■ Records to use
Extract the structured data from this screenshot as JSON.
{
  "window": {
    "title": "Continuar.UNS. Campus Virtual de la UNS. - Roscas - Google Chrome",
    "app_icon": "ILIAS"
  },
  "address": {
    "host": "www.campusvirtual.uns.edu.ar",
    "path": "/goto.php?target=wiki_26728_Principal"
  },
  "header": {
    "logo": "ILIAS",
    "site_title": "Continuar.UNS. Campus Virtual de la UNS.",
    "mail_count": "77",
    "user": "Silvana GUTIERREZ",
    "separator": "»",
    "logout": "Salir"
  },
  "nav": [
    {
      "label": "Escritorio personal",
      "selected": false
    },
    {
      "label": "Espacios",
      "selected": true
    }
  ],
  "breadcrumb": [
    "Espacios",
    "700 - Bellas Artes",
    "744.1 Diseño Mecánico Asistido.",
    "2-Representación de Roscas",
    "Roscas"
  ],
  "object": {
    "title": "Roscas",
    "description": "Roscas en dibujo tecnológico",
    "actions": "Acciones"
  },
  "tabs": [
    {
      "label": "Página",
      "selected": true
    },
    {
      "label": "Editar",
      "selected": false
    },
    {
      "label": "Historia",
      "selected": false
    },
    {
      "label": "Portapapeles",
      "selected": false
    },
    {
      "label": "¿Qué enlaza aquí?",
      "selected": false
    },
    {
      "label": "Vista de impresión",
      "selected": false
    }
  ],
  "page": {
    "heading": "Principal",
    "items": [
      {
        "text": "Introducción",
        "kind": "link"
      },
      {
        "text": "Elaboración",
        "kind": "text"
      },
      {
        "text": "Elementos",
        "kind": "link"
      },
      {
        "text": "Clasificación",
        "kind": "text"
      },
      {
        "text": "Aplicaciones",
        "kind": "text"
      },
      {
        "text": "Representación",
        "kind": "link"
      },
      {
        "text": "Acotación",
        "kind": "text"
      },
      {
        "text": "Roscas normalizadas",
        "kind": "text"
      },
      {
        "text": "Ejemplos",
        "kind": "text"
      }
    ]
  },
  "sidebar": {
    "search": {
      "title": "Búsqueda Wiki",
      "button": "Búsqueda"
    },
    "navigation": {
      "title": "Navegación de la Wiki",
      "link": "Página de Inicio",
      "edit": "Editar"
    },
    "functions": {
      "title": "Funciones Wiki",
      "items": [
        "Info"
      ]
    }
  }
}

■ Instructions to follow
Extract every entry in the listing word for word.

■ Result of this exercise
Extract the structured data from this screenshot as JSON.
{
  "window": {
    "title": "Continuar.UNS. Campus Virtual de la UNS. - Roscas - Google Chrome",
    "app_icon": "ILIAS"
  },
  "address": {
    "host": "www.campusvirtual.uns.edu.ar",
    "path": "/goto.php?target=wiki_26728_Principal"
  },
  "header": {
    "logo": "ILIAS",
    "site_title": "Continuar.UNS. Campus Virtual de la UNS.",
    "mail_count": "77",
    "user": "Silvana GUTIERREZ",
    "separator": "»",
    "logout": "Salir"
  },
  "nav": [
    {
      "label": "Escritorio personal",
      "selected": false
    },
    {
      "label": "Espacios",
      "selected": true
    }
  ],
  "breadcrumb": [
    "Espacios",
    "700 - Bellas Artes",
    "744.1 Diseño Mecánico Asistido.",
    "2-Representación de Roscas",
    "Roscas"
  ],
  "object": {
    "title": "Roscas",
    "description": "Roscas en dibujo tecnológico",
    "actions": "Acciones"
  },
  "tabs": [
    {
      "label": "Página",
      "selected": true
    },
    {
      "label": "Editar",
      "selected": false
    },
    {
      "label": "Historia",
      "selected": false
    },
    {
      "label": "Portapapeles",
      "selected": false
    },
    {
      "label": "¿Qué enlaza aquí?",
      "selected": false
    },
    {
      "label": "Vista de impresión",
      "selected": false
    }
  ],
  "page": {
    "heading": "Principal",
    "items": [
      {
        "text": "Introducción",
        "kind": "link"
      },
      {
        "text": "Elaboración",
        "kind": "text"
      },
      {
        "text": "Elementos",
        "kind": "link"
      },
      {
        "text": "Clasificación",
        "kind": "text"
      },
      {
        "text": "Aplicaciones",
        "kind": "text"
      },
      {
        "text": "Representación",
        "kind": "link"
      },
      {
        "text": "Acotación",
        "kind": "text"
      },
      {
        "text": "Roscas normalizadas",
        "kind": "text"
      },
      {
        "text": "Ejemplos",
        "kind": "text"
      }
    ]
  },
  "sidebar": {
    "search": {
      "title": "Búsqueda Wiki",
      "button": "Búsqueda"
    },
    "navigation": {
      "title": "Navegación de la Wiki",
      "link": "Página de Inicio",
      "edit": "Editar"
    },
    "functions": {
      "title": "Funciones Wiki",
      "items": [
        "Info"
      ]
    }
  }
}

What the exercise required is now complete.